→ What you will do
From the records below, pull each line that has "Enter".

• • • • •

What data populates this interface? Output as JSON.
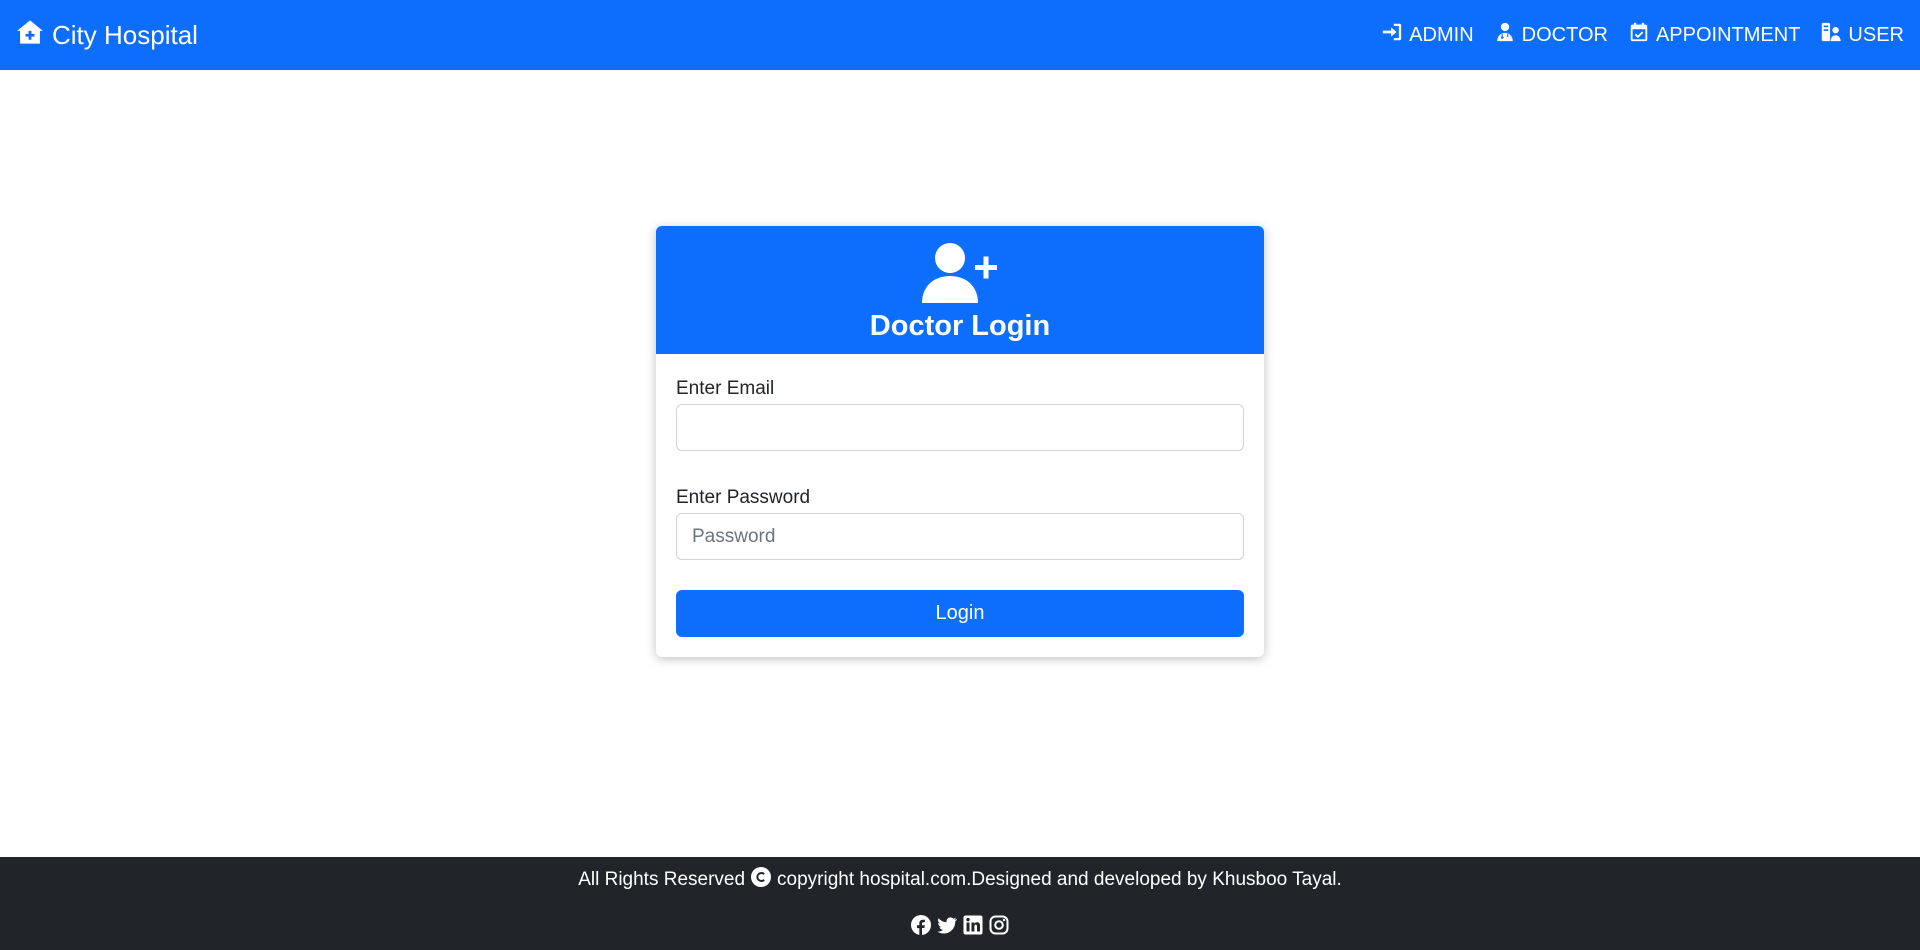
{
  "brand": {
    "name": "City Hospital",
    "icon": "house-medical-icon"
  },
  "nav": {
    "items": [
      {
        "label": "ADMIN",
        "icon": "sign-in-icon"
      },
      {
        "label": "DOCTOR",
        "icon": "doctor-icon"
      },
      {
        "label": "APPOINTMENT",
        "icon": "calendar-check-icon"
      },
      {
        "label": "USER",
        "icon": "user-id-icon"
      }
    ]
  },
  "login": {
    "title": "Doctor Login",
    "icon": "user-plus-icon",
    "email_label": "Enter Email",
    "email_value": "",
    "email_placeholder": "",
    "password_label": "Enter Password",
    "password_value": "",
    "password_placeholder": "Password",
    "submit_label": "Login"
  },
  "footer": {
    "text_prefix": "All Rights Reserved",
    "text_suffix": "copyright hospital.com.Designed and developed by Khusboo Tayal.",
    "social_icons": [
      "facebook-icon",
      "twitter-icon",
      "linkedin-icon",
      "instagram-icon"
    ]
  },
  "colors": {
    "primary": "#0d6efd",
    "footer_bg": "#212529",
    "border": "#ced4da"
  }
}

• • • • •

→ Finished task
    "email_label": "Enter Email",
    "password_label": "Enter Password",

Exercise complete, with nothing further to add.